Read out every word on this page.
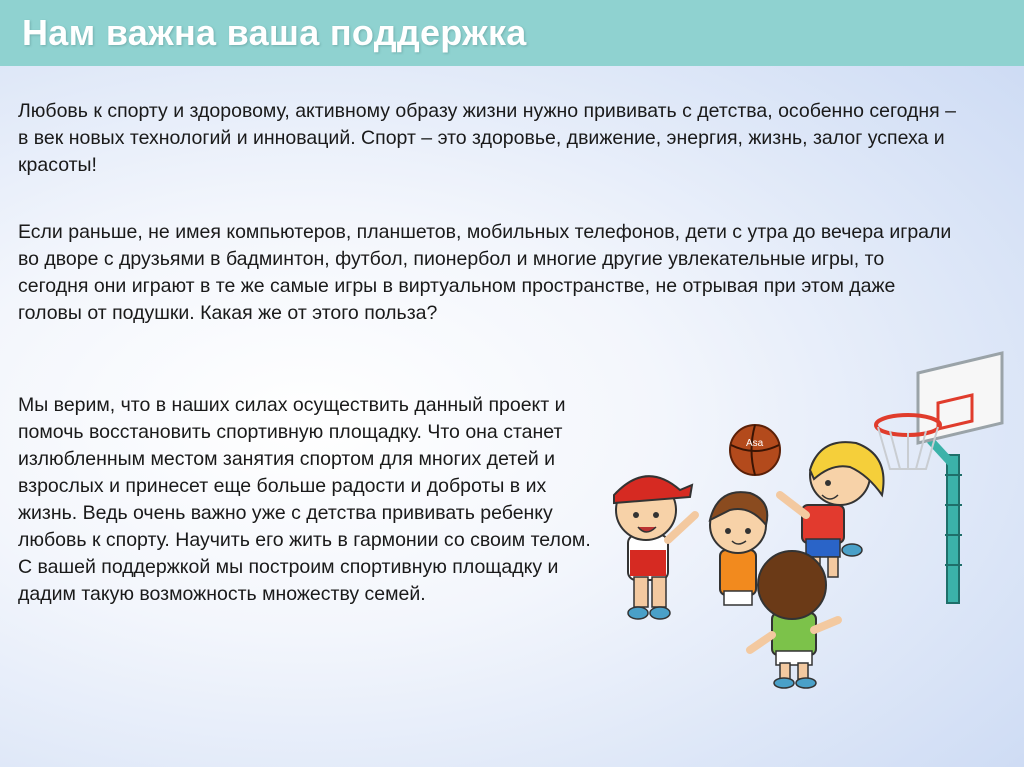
Нам важна ваша поддержка

Любовь к спорту и здоровому, активному образу жизни нужно прививать с детства, особенно сегодня – в век новых технологий и инноваций. Спорт – это здоровье, движение, энергия, жизнь, залог успеха и красоты!

Если раньше, не имея компьютеров, планшетов, мобильных телефонов, дети с утра до вечера играли во дворе с друзьями в бадминтон, футбол, пионербол и многие другие увлекательные игры, то сегодня они играют в те же самые игры в виртуальном пространстве, не отрывая при этом даже головы от подушки. Какая же от этого польза?

Мы верим, что в наших силах осуществить данный проект и помочь восстановить спортивную площадку. Что она станет излюбленным местом занятия спортом для многих детей и взрослых и принесет еще больше радости и доброты в их жизнь. Ведь очень важно уже с детства прививать ребенку любовь к спорту. Научить его жить в гармонии со своим телом. С вашей поддержкой мы построим спортивную площадку и дадим такую возможность множеству семей.

Asa
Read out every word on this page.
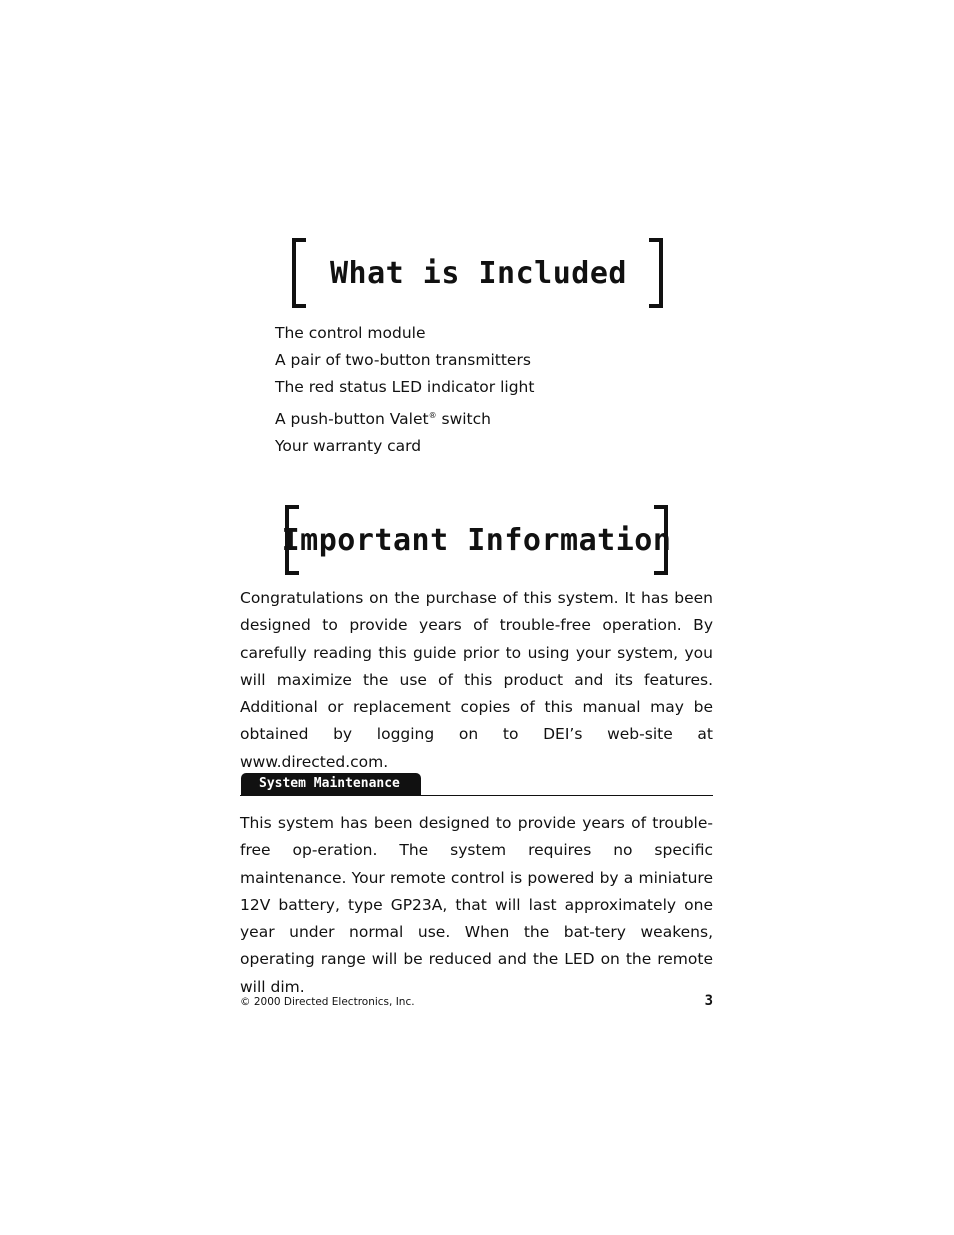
What is Included
The control module
A pair of two-button transmitters
The red status LED indicator light
A push-button Valet® switch
Your warranty card
Important Information

Congratulations on the purchase of this system. It has been designed to provide years of trouble-free operation. By carefully reading this guide prior to using your system, you will maximize the use of this product and its features. Additional or replacement copies of this manual may be obtained by logging on to DEI’s web-site at www.directed.com.

System Maintenance

This system has been designed to provide years of trouble-free op-eration. The system requires no specific maintenance. Your remote control is powered by a miniature 12V battery, type GP23A, that will last approximately one year under normal use. When the bat-tery weakens, operating range will be reduced and the LED on the remote will dim.

© 2000 Directed Electronics, Inc.	3
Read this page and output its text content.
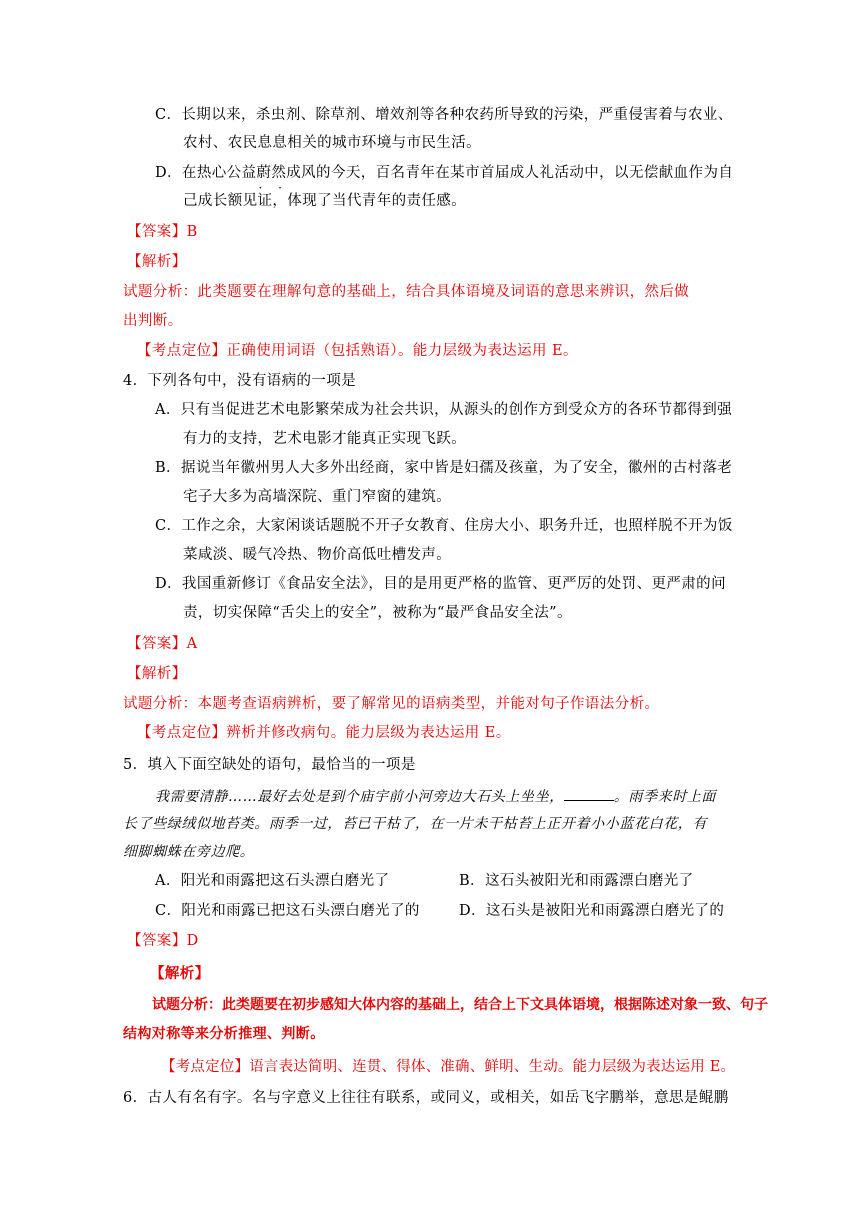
C．长期以来，杀虫剂、除草剂、增效剂等各种农药所导致的污染，严重侵害着与农业、
农村、农民息息相关的城市环境与市民生活。
D．在热心公益蔚然成风 · ·的今天，百名青年在某市首届成人礼活动中，以无偿献血作为自
己成长额见证，体现了当代青年的责任感。
【答案】B
【解析】
试题分析：此类题要在理解句意的基础上，结合具体语境及词语的意思来辨识，然后做
出判断。
【考点定位】正确使用词语（包括熟语）。能力层级为表达运用 E。
4．下列各句中，没有语病的一项是
A．只有当促进艺术电影繁荣成为社会共识，从源头的创作方到受众方的各环节都得到强
有力的支持，艺术电影才能真正实现飞跃。
B．据说当年徽州男人大多外出经商，家中皆是妇孺及孩童，为了安全，徽州的古村落老
宅子大多为高墙深院、重门窄窗的建筑。
C．工作之余，大家闲谈话题脱不开子女教育、住房大小、职务升迁，也照样脱不开为饭
菜咸淡、暖气冷热、物价高低吐槽发声。
D．我国重新修订《食品安全法》，目的是用更严格的监管、更严厉的处罚、更严肃的问
责，切实保障“舌尖上的安全”，被称为“最严食品安全法”。
【答案】A
【解析】
试题分析：本题考查语病辨析，要了解常见的语病类型，并能对句子作语法分析。
【考点定位】辨析并修改病句。能力层级为表达运用 E。
5．填入下面空缺处的语句，最恰当的一项是
我需要清静……最好去处是到个庙宇前小河旁边大石头上坐坐，	。雨季来时上面
长了些绿绒似地苔类。雨季一过，苔已干枯了，在一片未干枯苔上正开着小小蓝花白花，有
细脚蜘蛛在旁边爬。
A．阳光和雨露把这石头漂白磨光了	B．这石头被阳光和雨露漂白磨光了
C．阳光和雨露已把这石头漂白磨光了的	D．这石头是被阳光和雨露漂白磨光了的
【答案】D
【解析】
试题分析：此类题要在初步感知大体内容的基础上，结合上下文具体语境，根据陈述对象一致、句子
结构对称等来分析推理、判断。
【考点定位】语言表达简明、连贯、得体、准确、鲜明、生动。能力层级为表达运用 E。
6．古人有名有字。名与字意义上往往有联系，或同义，或相关，如岳飞字鹏举，意思是鲲鹏
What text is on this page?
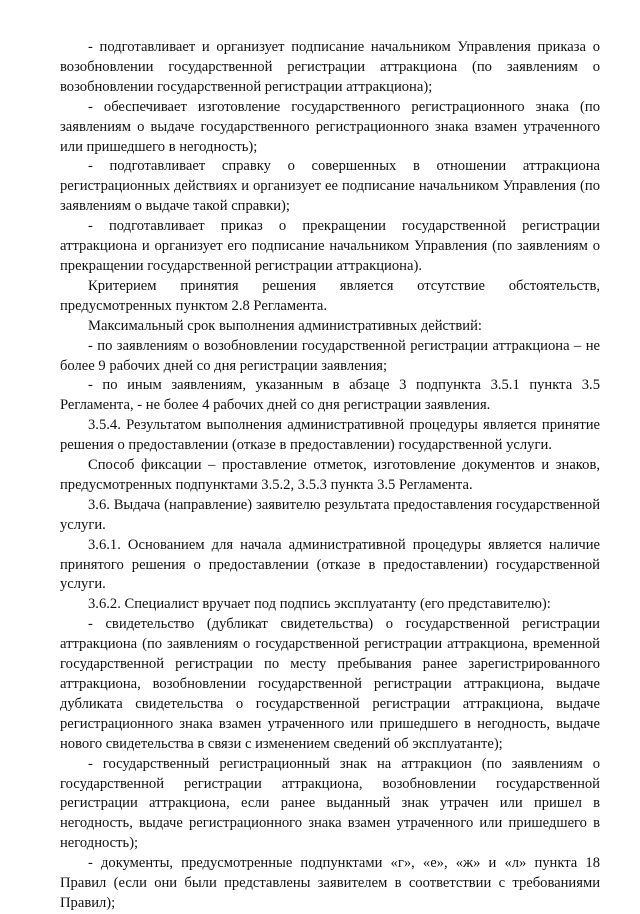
- подготавливает и организует подписание начальником Управления приказа о возобновлении государственной регистрации аттракциона (по заявлениям о возобновлении государственной регистрации аттракциона);

- обеспечивает изготовление государственного регистрационного знака (по заявлениям о выдаче государственного регистрационного знака взамен утраченного или пришедшего в негодность);

- подготавливает справку о совершенных в отношении аттракциона регистрационных действиях и организует ее подписание начальником Управления (по заявлениям о выдаче такой справки);

- подготавливает приказ о прекращении государственной регистрации аттракциона и организует его подписание начальником Управления (по заявлениям о прекращении государственной регистрации аттракциона).

Критерием принятия решения является отсутствие обстоятельств, предусмотренных пунктом 2.8 Регламента.

Максимальный срок выполнения административных действий:

- по заявлениям о возобновлении государственной регистрации аттракциона – не более 9 рабочих дней со дня регистрации заявления;

- по иным заявлениям, указанным в абзаце 3 подпункта 3.5.1 пункта 3.5 Регламента, - не более 4 рабочих дней со дня регистрации заявления.

3.5.4. Результатом выполнения административной процедуры является принятие решения о предоставлении (отказе в предоставлении) государственной услуги.

Способ фиксации – проставление отметок, изготовление документов и знаков, предусмотренных подпунктами 3.5.2, 3.5.3 пункта 3.5 Регламента.

3.6. Выдача (направление) заявителю результата предоставления государственной услуги.

3.6.1. Основанием для начала административной процедуры является наличие принятого решения о предоставлении (отказе в предоставлении) государственной услуги.

3.6.2. Специалист вручает под подпись эксплуатанту (его представителю):

- свидетельство (дубликат свидетельства) о государственной регистрации аттракциона (по заявлениям о государственной регистрации аттракциона, временной государственной регистрации по месту пребывания ранее зарегистрированного аттракциона, возобновлении государственной регистрации аттракциона, выдаче дубликата свидетельства о государственной регистрации аттракциона, выдаче регистрационного знака взамен утраченного или пришедшего в негодность, выдаче нового свидетельства в связи с изменением сведений об эксплуатанте);

- государственный регистрационный знак на аттракцион (по заявлениям о государственной регистрации аттракциона, возобновлении государственной регистрации аттракциона, если ранее выданный знак утрачен или пришел в негодность, выдаче регистрационного знака взамен утраченного или пришедшего в негодность);

- документы, предусмотренные подпунктами «г», «е», «ж» и «л» пункта 18 Правил (если они были представлены заявителем в соответствии с требованиями Правил);
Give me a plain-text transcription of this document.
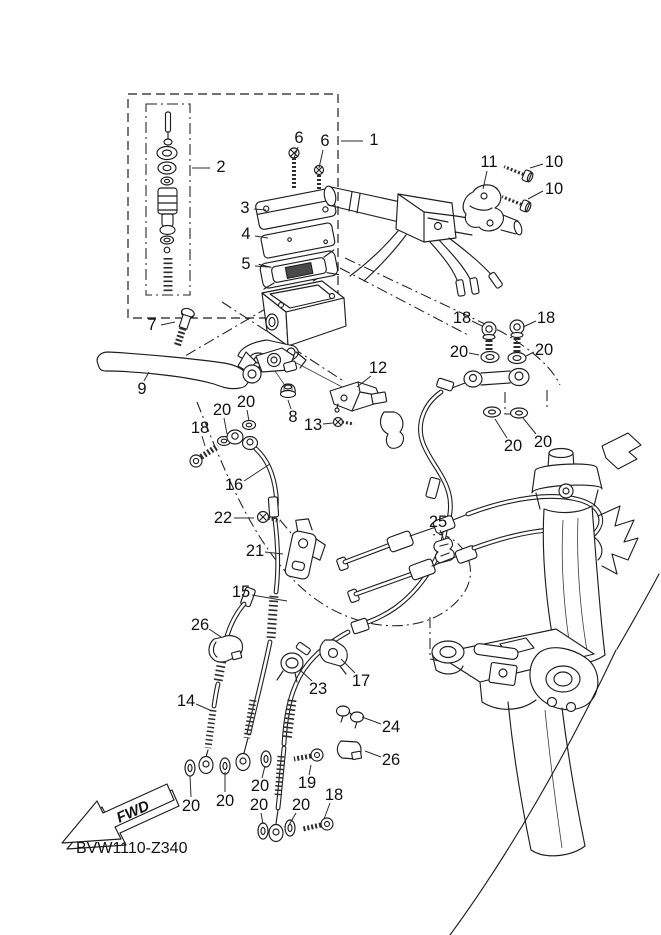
FWD
BVW1110-Z340
1
2
3
4
5
6 6
7
8
9
10
10
11
12
13
14
15
16
17
18	18
18
18
19
20	20
20 20
20 20
20 20
20
20 20
21
22
23
24
25
26
26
**********
Exercise instructions: Pictures are to be left out; repeat all the remaining data exactly.

Solution to this exercise:
Read out every word on this page.
Нам важна ваша поддержка

Любовь к спорту и здоровому, активному образу жизни нужно прививать с детства, особенно сегодня – в век новых технологий и инноваций. Спорт – это здоровье, движение, энергия, жизнь, залог успеха и красоты!

Если раньше, не имея компьютеров, планшетов, мобильных телефонов, дети с утра до вечера играли во дворе с друзьями в бадминтон, футбол, пионербол и многие другие увлекательные игры, то сегодня они играют в те же самые игры в виртуальном пространстве, не отрывая при этом даже головы от подушки. Какая же от этого польза?

Мы верим, что в наших силах осуществить данный проект и помочь восстановить спортивную площадку. Что она станет излюбленным местом занятия спортом для многих детей и взрослых и принесет еще больше радости и доброты в их жизнь. Ведь очень важно уже с детства прививать ребенку любовь к спорту. Научить его жить в гармонии со своим телом. С вашей поддержкой мы построим спортивную площадку и дадим такую возможность множеству семей.

Asa
Read out every word on this page.
What is Included
The control module
A pair of two-button transmitters
The red status LED indicator light
A push-button Valet® switch
Your warranty card
Important Information

Congratulations on the purchase of this system. It has been designed to provide years of trouble-free operation. By carefully reading this guide prior to using your system, you will maximize the use of this product and its features. Additional or replacement copies of this manual may be obtained by logging on to DEI’s web-site at www.directed.com.

System Maintenance

This system has been designed to provide years of trouble-free op-eration. The system requires no specific maintenance. Your remote control is powered by a miniature 12V battery, type GP23A, that will last approximately one year under normal use. When the bat-tery weakens, operating range will be reduced and the LED on the remote will dim.

© 2000 Directed Electronics, Inc.	3
Read this page and output its text content.
C．长期以来，杀虫剂、除草剂、增效剂等各种农药所导致的污染，严重侵害着与农业、
农村、农民息息相关的城市环境与市民生活。
D．在热心公益蔚然成风 · ·的今天，百名青年在某市首届成人礼活动中，以无偿献血作为自
己成长额见证，体现了当代青年的责任感。
【答案】B
【解析】
试题分析：此类题要在理解句意的基础上，结合具体语境及词语的意思来辨识，然后做
出判断。
【考点定位】正确使用词语（包括熟语）。能力层级为表达运用 E。
4．下列各句中，没有语病的一项是
A．只有当促进艺术电影繁荣成为社会共识，从源头的创作方到受众方的各环节都得到强
有力的支持，艺术电影才能真正实现飞跃。
B．据说当年徽州男人大多外出经商，家中皆是妇孺及孩童，为了安全，徽州的古村落老
宅子大多为高墙深院、重门窄窗的建筑。
C．工作之余，大家闲谈话题脱不开子女教育、住房大小、职务升迁，也照样脱不开为饭
菜咸淡、暖气冷热、物价高低吐槽发声。
D．我国重新修订《食品安全法》，目的是用更严格的监管、更严厉的处罚、更严肃的问
责，切实保障“舌尖上的安全”，被称为“最严食品安全法”。
【答案】A
【解析】
试题分析：本题考查语病辨析，要了解常见的语病类型，并能对句子作语法分析。
【考点定位】辨析并修改病句。能力层级为表达运用 E。
5．填入下面空缺处的语句，最恰当的一项是
我需要清静……最好去处是到个庙宇前小河旁边大石头上坐坐，	。雨季来时上面
长了些绿绒似地苔类。雨季一过，苔已干枯了，在一片未干枯苔上正开着小小蓝花白花，有
细脚蜘蛛在旁边爬。
A．阳光和雨露把这石头漂白磨光了	B．这石头被阳光和雨露漂白磨光了
C．阳光和雨露已把这石头漂白磨光了的	D．这石头是被阳光和雨露漂白磨光了的
【答案】D
【解析】
试题分析：此类题要在初步感知大体内容的基础上，结合上下文具体语境，根据陈述对象一致、句子
结构对称等来分析推理、判断。
【考点定位】语言表达简明、连贯、得体、准确、鲜明、生动。能力层级为表达运用 E。
6．古人有名有字。名与字意义上往往有联系，或同义，或相关，如岳飞字鹏举，意思是鲲鹏
What text is on this page?
- подготавливает и организует подписание начальником Управления приказа о возобновлении государственной регистрации аттракциона (по заявлениям о возобновлении государственной регистрации аттракциона);

- обеспечивает изготовление государственного регистрационного знака (по заявлениям о выдаче государственного регистрационного знака взамен утраченного или пришедшего в негодность);

- подготавливает справку о совершенных в отношении аттракциона регистрационных действиях и организует ее подписание начальником Управления (по заявлениям о выдаче такой справки);

- подготавливает приказ о прекращении государственной регистрации аттракциона и организует его подписание начальником Управления (по заявлениям о прекращении государственной регистрации аттракциона).

Критерием принятия решения является отсутствие обстоятельств, предусмотренных пунктом 2.8 Регламента.

Максимальный срок выполнения административных действий:

- по заявлениям о возобновлении государственной регистрации аттракциона – не более 9 рабочих дней со дня регистрации заявления;

- по иным заявлениям, указанным в абзаце 3 подпункта 3.5.1 пункта 3.5 Регламента, - не более 4 рабочих дней со дня регистрации заявления.

3.5.4. Результатом выполнения административной процедуры является принятие решения о предоставлении (отказе в предоставлении) государственной услуги.

Способ фиксации – проставление отметок, изготовление документов и знаков, предусмотренных подпунктами 3.5.2, 3.5.3 пункта 3.5 Регламента.

3.6. Выдача (направление) заявителю результата предоставления государственной услуги.

3.6.1. Основанием для начала административной процедуры является наличие принятого решения о предоставлении (отказе в предоставлении) государственной услуги.

3.6.2. Специалист вручает под подпись эксплуатанту (его представителю):

- свидетельство (дубликат свидетельства) о государственной регистрации аттракциона (по заявлениям о государственной регистрации аттракциона, временной государственной регистрации по месту пребывания ранее зарегистрированного аттракциона, возобновлении государственной регистрации аттракциона, выдаче дубликата свидетельства о государственной регистрации аттракциона, выдаче регистрационного знака взамен утраченного или пришедшего в негодность, выдаче нового свидетельства в связи с изменением сведений об эксплуатанте);

- государственный регистрационный знак на аттракцион (по заявлениям о государственной регистрации аттракциона, возобновлении государственной регистрации аттракциона, если ранее выданный знак утрачен или пришел в негодность, выдаче регистрационного знака взамен утраченного или пришедшего в негодность);

- документы, предусмотренные подпунктами «г», «е», «ж» и «л» пункта 18 Правил (если они были представлены заявителем в соответствии с требованиями Правил);
Give me a plain-text transcription of this document.
FWD
BVW1110-Z340
1
2
3
4
5
6 6
7
8
9
10
10
11
12
13
14
15
16
17
18	18
18
18
19
20	20
20 20
20 20
20 20
20
20 20
21
22
23
24
25
26
26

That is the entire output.